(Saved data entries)
════════════════════

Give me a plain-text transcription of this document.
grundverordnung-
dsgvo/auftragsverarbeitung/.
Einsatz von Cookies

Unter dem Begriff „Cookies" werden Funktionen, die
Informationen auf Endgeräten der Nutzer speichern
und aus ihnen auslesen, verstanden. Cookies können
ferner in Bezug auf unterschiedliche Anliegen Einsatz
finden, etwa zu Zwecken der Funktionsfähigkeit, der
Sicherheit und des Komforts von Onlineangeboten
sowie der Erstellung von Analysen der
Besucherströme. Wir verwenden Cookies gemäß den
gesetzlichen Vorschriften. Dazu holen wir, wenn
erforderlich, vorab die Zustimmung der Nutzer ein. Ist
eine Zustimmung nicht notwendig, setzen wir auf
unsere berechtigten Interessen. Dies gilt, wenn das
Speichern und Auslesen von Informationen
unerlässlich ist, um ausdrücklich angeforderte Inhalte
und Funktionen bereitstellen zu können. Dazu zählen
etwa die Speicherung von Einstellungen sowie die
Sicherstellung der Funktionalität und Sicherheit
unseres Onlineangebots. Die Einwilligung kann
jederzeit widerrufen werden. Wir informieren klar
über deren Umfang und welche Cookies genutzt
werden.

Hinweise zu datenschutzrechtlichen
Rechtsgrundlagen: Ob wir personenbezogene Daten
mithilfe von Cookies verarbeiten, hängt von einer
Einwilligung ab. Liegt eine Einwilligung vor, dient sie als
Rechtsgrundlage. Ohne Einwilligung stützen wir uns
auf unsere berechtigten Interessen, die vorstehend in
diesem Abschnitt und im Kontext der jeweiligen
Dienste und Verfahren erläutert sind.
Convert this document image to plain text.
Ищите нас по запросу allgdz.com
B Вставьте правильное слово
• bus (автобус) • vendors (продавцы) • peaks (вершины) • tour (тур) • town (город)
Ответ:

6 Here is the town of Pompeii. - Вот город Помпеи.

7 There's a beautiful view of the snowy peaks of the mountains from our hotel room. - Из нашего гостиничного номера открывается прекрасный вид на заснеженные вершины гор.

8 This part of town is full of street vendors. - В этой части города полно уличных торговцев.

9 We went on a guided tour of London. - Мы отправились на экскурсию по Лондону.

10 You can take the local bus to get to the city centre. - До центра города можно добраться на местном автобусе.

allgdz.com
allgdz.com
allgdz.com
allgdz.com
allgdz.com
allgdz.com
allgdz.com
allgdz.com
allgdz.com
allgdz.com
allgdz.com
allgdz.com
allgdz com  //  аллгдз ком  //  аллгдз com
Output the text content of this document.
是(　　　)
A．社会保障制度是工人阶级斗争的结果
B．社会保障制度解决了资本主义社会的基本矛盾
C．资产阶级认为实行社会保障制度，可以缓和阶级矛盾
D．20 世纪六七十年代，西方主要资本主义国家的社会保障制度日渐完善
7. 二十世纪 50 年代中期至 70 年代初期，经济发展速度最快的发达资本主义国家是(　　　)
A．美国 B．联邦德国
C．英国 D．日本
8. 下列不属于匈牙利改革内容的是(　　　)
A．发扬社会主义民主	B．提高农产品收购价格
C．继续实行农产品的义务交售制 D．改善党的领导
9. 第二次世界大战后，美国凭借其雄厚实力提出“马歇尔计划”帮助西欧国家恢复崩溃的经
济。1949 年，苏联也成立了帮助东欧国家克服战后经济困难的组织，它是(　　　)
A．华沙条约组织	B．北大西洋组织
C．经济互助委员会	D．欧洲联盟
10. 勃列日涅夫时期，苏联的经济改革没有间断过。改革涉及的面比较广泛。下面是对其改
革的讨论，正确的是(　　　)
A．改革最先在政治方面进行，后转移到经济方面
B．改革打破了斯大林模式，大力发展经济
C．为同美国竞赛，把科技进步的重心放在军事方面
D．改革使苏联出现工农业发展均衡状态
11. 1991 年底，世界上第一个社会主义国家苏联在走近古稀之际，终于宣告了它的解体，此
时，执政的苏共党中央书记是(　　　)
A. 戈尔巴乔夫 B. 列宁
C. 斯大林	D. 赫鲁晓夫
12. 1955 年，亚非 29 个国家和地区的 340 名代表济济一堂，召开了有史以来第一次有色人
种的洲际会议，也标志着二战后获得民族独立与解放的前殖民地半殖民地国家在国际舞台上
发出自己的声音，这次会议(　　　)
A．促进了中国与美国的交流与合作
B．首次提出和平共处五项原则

════════════════════

Indicate how many lines of the material include the word "document"; the number alone is required.

### Solved problem
3